** Supplied data **

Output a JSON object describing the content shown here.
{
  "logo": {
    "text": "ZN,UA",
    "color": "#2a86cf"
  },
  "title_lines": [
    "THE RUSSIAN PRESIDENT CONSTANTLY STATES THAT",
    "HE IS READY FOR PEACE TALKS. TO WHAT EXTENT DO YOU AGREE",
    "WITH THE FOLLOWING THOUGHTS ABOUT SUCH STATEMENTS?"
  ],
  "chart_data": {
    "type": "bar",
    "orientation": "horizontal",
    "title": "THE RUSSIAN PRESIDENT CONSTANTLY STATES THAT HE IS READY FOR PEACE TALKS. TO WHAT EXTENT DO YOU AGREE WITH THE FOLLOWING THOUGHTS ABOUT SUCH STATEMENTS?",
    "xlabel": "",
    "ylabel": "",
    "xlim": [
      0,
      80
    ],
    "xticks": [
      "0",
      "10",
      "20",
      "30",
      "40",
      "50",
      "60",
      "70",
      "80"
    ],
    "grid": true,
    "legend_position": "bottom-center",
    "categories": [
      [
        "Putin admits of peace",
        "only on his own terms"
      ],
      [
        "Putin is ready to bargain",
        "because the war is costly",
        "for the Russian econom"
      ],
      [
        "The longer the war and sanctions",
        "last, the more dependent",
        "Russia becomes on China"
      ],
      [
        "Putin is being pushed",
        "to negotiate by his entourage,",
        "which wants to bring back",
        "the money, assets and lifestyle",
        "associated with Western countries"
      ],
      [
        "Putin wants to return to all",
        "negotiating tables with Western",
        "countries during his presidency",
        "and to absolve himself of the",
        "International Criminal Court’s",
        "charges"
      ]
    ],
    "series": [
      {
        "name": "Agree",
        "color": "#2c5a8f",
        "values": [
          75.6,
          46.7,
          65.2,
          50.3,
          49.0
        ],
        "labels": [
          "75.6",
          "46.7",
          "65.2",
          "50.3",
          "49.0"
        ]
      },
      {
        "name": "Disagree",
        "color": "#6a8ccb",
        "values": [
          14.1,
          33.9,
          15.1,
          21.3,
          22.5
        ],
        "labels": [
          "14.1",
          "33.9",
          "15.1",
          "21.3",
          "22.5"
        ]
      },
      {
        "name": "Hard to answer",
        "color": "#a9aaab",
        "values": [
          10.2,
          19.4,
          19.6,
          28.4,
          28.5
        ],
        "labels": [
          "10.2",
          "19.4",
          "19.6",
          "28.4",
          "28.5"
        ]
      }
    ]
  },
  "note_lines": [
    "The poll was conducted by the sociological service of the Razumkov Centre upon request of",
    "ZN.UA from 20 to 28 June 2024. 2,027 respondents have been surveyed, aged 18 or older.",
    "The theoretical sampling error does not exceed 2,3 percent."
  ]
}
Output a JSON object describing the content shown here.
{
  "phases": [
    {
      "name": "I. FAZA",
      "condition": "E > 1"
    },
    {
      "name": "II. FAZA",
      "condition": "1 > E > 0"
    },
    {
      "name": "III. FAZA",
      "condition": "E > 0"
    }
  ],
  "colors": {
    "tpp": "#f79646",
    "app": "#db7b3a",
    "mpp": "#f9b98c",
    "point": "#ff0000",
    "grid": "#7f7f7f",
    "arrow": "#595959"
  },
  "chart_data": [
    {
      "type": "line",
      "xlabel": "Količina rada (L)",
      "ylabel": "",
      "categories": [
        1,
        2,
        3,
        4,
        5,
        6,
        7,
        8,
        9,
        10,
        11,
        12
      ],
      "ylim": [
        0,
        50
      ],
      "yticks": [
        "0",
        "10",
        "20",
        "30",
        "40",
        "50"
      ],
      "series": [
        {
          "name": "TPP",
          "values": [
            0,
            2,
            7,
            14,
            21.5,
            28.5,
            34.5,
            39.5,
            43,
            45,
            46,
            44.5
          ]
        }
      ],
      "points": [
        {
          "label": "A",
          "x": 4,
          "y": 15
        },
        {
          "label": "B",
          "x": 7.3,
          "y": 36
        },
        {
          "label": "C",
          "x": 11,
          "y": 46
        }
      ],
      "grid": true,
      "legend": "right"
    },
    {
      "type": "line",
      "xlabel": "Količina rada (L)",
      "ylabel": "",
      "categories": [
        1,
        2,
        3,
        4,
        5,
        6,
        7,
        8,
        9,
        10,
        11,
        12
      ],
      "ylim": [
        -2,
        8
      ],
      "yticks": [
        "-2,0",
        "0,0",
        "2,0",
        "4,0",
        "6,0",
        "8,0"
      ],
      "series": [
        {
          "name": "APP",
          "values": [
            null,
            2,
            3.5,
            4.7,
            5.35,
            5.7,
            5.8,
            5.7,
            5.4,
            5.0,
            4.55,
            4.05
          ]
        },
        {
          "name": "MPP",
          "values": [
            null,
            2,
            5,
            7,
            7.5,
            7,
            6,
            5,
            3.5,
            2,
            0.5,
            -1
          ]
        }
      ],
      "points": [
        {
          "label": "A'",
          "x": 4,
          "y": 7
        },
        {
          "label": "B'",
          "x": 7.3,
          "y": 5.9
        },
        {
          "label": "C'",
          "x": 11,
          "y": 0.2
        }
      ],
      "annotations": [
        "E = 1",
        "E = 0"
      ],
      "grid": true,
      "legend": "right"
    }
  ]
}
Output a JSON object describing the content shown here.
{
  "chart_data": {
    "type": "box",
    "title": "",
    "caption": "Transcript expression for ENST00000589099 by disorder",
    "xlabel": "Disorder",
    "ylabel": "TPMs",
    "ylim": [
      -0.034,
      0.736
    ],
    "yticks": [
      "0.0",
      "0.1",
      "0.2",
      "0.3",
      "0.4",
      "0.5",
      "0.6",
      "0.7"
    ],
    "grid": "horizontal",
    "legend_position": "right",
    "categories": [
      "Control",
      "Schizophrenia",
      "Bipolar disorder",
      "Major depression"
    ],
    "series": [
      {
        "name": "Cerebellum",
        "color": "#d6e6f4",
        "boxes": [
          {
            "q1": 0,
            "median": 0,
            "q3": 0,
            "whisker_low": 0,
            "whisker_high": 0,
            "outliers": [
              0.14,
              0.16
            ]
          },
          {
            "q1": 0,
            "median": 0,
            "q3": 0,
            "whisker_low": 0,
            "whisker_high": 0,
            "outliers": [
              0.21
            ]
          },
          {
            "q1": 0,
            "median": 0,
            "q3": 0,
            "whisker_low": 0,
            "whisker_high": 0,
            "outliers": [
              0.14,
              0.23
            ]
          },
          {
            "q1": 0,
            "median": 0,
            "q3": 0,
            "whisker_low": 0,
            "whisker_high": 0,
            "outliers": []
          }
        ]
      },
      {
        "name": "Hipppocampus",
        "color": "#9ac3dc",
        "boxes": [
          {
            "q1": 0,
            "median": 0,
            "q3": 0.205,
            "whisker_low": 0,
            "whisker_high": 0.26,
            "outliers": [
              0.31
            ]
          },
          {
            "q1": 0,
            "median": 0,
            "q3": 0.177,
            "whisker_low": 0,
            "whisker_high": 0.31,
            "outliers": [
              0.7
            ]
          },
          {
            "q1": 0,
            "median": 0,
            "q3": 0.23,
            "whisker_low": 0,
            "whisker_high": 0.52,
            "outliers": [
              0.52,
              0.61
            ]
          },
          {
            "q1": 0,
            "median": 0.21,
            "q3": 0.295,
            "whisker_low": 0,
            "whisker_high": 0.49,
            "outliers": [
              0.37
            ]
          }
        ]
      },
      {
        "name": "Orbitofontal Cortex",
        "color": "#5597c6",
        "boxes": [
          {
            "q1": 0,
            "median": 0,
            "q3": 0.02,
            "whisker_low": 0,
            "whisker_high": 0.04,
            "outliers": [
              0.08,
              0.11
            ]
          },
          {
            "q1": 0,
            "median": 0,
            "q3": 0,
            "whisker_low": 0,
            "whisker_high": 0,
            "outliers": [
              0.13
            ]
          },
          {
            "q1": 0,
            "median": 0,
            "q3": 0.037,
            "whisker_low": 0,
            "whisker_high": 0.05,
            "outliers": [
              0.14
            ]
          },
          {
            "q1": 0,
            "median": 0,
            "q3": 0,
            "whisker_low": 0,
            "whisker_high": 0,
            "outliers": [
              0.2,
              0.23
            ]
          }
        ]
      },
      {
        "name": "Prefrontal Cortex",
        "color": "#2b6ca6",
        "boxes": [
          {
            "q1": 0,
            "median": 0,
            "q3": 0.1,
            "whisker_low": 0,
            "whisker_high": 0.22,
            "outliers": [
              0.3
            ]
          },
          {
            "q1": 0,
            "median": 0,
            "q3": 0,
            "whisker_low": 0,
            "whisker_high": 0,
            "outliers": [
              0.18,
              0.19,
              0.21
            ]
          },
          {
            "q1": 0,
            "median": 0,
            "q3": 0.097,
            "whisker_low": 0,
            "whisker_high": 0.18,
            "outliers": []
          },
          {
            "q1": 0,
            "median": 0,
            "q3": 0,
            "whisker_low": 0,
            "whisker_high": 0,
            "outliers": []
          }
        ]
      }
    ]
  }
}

** Set exercise **
Using the records above, select and copy every line that has the word "Cortex".

** Solved exercise **
        "name": "Orbitofontal Cortex",
        "name": "Prefrontal Cortex",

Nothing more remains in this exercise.